=== Data provided ===
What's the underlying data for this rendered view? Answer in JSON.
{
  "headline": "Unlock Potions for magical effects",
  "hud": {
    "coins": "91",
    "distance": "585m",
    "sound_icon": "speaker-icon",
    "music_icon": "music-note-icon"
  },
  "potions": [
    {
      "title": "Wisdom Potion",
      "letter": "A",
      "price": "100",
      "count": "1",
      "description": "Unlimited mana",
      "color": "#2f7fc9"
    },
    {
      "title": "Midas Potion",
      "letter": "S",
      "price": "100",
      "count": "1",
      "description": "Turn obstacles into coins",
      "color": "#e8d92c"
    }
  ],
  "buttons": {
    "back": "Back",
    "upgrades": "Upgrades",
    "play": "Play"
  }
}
===
=== Data provided ===
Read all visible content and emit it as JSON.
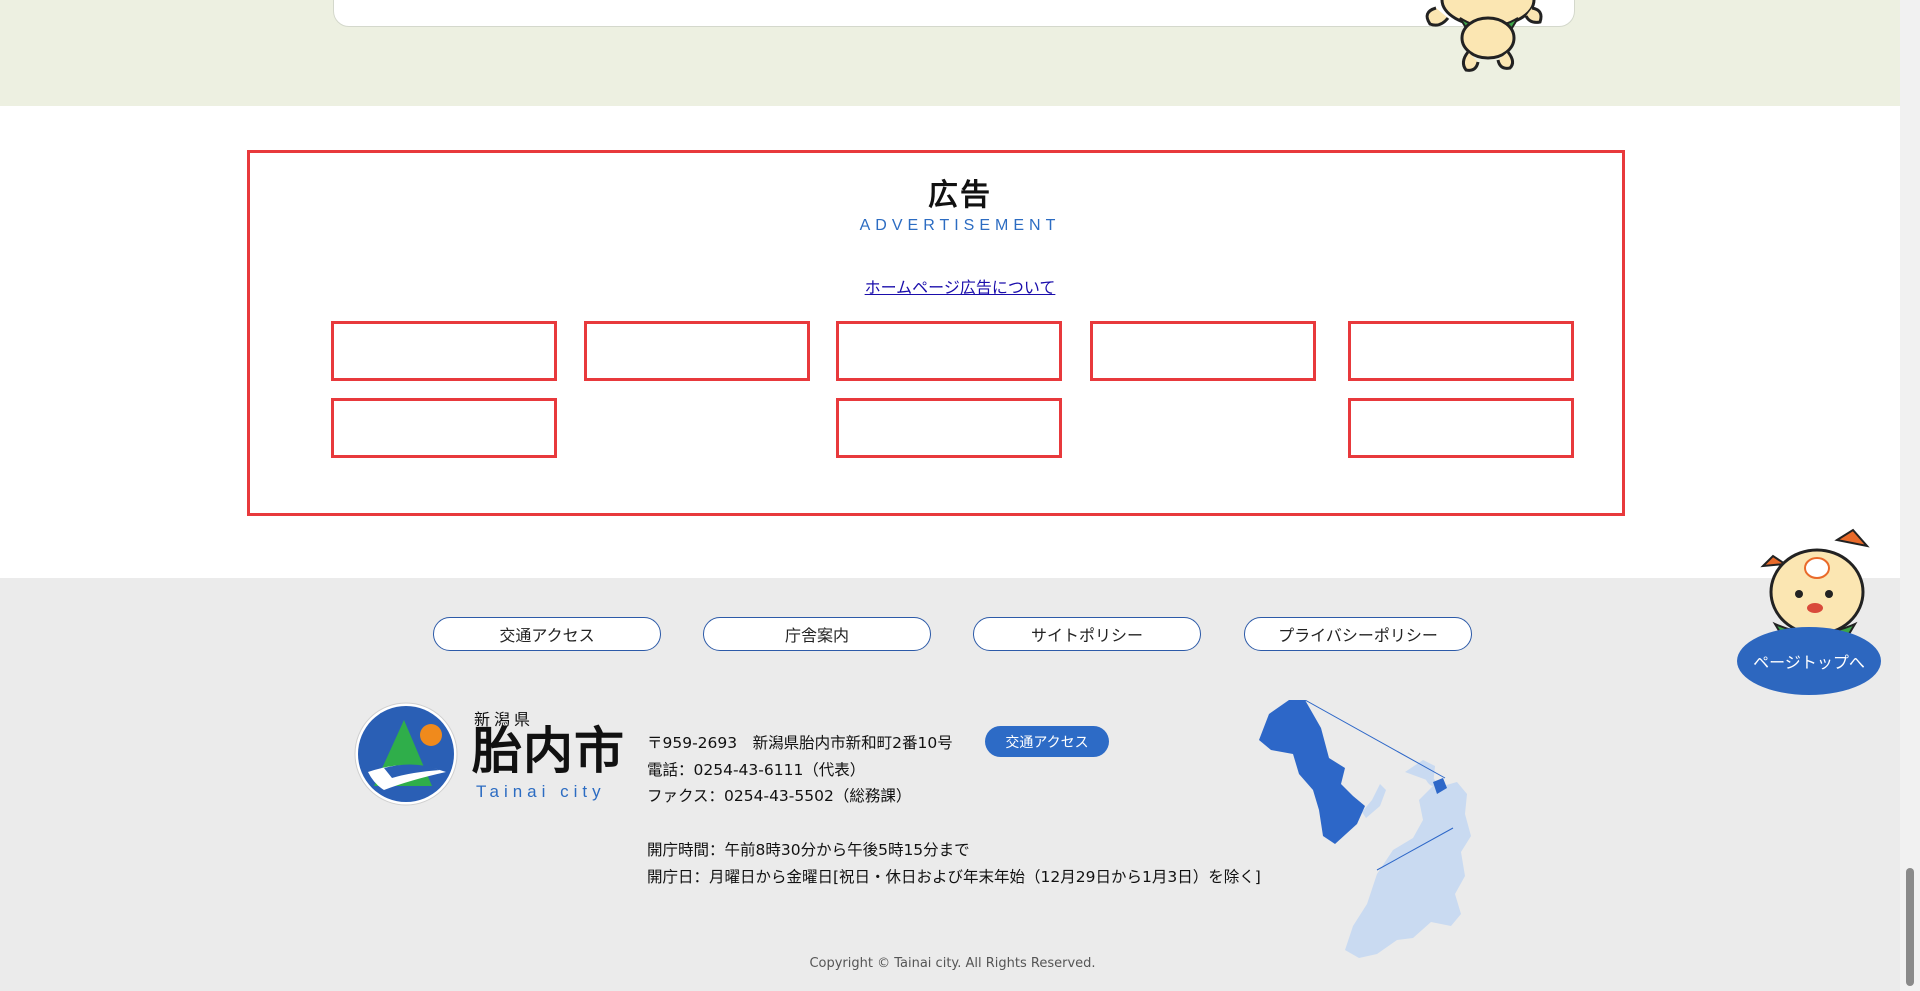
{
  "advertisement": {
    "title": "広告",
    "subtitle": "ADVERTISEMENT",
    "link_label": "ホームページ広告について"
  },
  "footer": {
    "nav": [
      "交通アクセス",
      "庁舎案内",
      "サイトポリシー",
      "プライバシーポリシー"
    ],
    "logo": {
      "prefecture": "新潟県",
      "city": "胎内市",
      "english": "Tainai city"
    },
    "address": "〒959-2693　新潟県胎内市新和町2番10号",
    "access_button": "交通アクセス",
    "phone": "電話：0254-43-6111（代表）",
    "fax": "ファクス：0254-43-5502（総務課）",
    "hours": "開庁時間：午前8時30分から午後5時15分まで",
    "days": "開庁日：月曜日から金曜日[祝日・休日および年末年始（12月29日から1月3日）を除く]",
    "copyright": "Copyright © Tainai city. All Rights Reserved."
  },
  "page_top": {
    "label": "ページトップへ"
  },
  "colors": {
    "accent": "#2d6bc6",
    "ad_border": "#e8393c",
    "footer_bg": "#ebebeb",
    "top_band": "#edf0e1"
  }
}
===
=== Data provided ===
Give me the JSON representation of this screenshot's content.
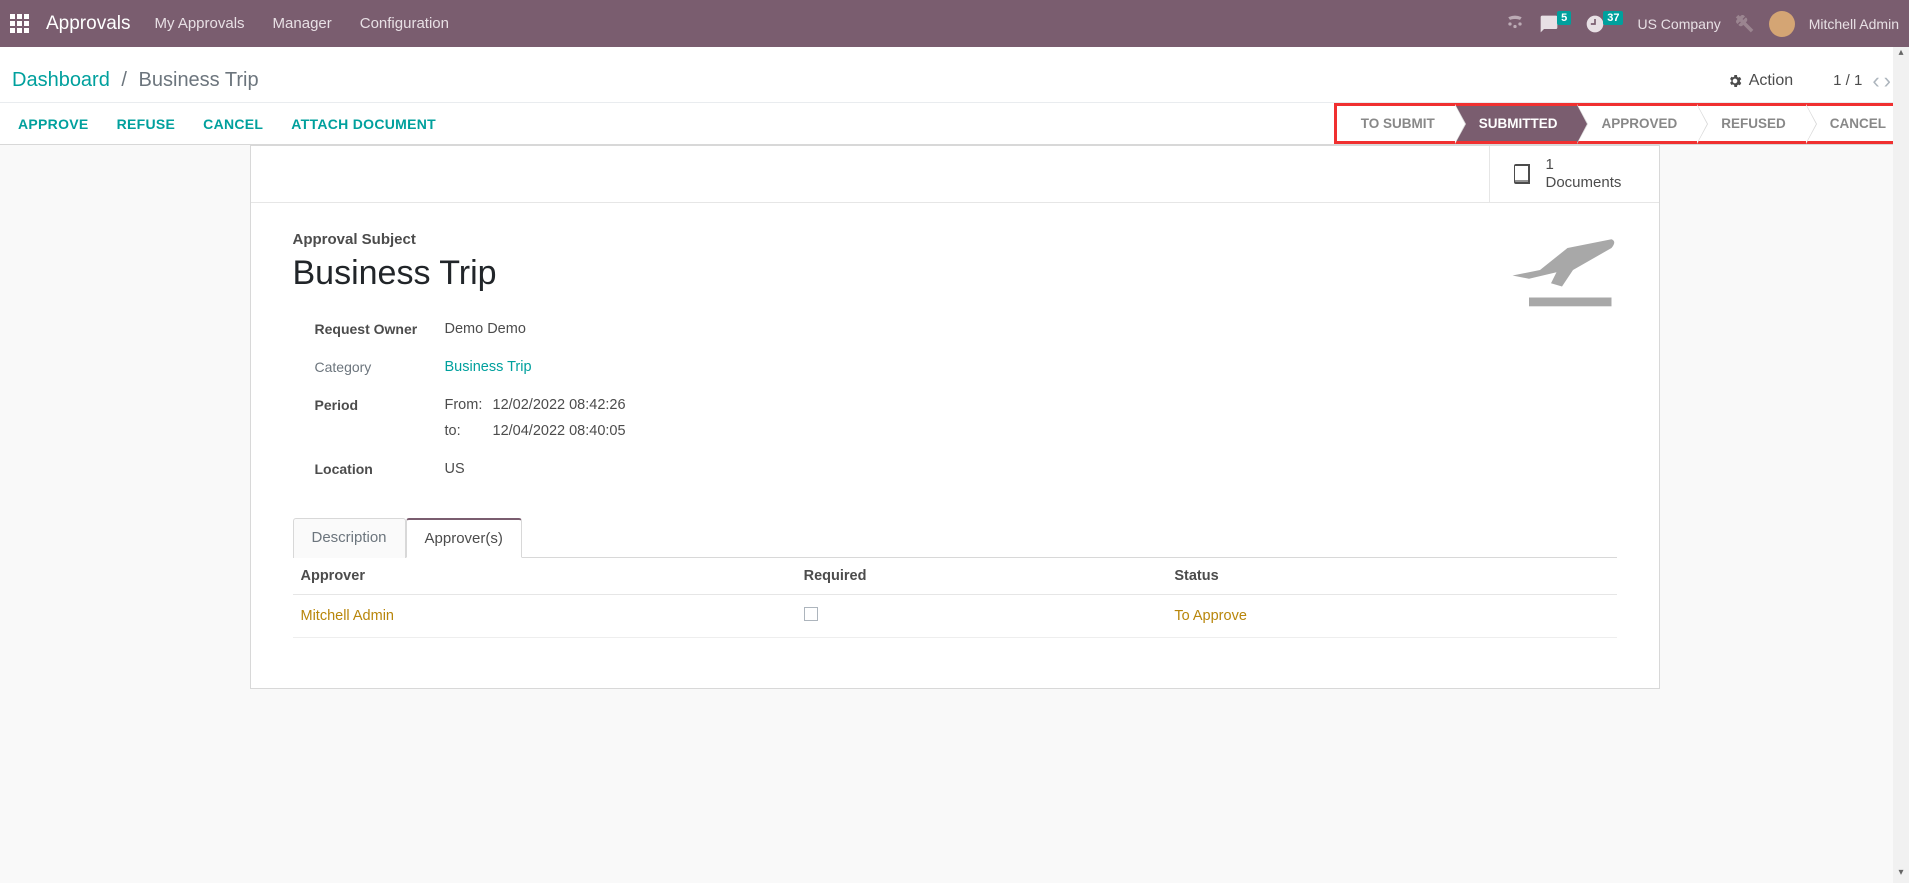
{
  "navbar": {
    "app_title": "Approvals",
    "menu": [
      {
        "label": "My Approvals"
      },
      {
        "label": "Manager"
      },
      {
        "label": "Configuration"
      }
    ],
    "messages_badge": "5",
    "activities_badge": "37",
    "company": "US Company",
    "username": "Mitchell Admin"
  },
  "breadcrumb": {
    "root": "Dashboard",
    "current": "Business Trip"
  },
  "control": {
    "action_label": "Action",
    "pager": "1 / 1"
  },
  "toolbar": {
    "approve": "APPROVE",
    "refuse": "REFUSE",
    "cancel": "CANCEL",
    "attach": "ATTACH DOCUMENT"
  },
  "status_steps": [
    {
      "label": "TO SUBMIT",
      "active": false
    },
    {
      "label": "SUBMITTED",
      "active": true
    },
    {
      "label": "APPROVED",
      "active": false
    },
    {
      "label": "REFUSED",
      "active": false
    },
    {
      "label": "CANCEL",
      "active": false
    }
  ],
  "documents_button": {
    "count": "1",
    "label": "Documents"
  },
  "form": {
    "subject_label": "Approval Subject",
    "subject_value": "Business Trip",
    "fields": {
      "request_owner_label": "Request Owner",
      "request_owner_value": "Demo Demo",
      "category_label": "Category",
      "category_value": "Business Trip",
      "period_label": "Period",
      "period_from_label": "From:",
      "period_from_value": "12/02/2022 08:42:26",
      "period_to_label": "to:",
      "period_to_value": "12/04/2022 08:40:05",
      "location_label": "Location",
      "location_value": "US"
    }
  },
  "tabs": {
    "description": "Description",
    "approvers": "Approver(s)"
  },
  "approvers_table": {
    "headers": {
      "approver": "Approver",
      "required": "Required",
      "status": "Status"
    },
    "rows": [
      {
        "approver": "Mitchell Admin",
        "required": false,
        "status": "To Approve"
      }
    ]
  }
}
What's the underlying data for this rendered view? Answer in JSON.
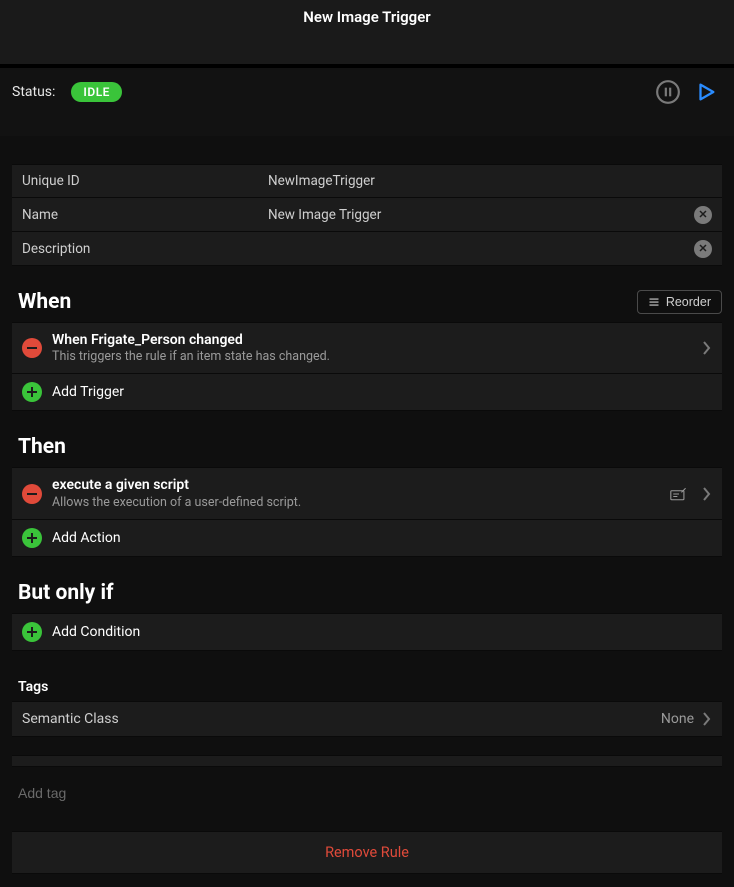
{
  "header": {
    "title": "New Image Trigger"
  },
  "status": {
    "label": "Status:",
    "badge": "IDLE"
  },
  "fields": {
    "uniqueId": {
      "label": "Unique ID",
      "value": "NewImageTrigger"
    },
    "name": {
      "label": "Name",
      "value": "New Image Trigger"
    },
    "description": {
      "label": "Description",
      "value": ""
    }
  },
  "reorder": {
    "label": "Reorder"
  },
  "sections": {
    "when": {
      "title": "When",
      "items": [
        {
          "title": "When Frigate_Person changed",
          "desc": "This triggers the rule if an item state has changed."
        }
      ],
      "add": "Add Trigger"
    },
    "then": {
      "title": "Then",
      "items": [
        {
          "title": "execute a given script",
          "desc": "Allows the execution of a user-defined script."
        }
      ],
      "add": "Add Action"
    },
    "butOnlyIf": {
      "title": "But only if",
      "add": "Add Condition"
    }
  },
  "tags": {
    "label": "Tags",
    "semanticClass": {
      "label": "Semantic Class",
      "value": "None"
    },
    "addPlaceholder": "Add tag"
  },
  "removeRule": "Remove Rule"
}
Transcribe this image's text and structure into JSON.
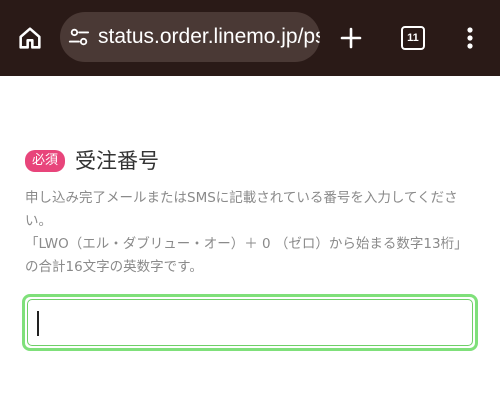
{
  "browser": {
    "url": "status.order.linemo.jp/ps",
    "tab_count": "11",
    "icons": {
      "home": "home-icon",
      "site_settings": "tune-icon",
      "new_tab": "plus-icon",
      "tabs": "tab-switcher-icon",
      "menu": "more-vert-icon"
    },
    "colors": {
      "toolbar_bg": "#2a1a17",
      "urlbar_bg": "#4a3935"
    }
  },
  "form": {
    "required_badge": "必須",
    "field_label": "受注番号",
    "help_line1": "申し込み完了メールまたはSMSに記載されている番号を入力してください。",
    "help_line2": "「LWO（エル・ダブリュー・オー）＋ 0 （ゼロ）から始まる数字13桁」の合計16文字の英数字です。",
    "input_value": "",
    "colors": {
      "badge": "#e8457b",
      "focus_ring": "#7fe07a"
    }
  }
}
===
● Task statement
Your task is to gather every line with the word "Trip" and copy it.

● Output of the task
    "current": "Business Trip"
    "subject_value": "Business Trip",
      "category_value": "Business Trip",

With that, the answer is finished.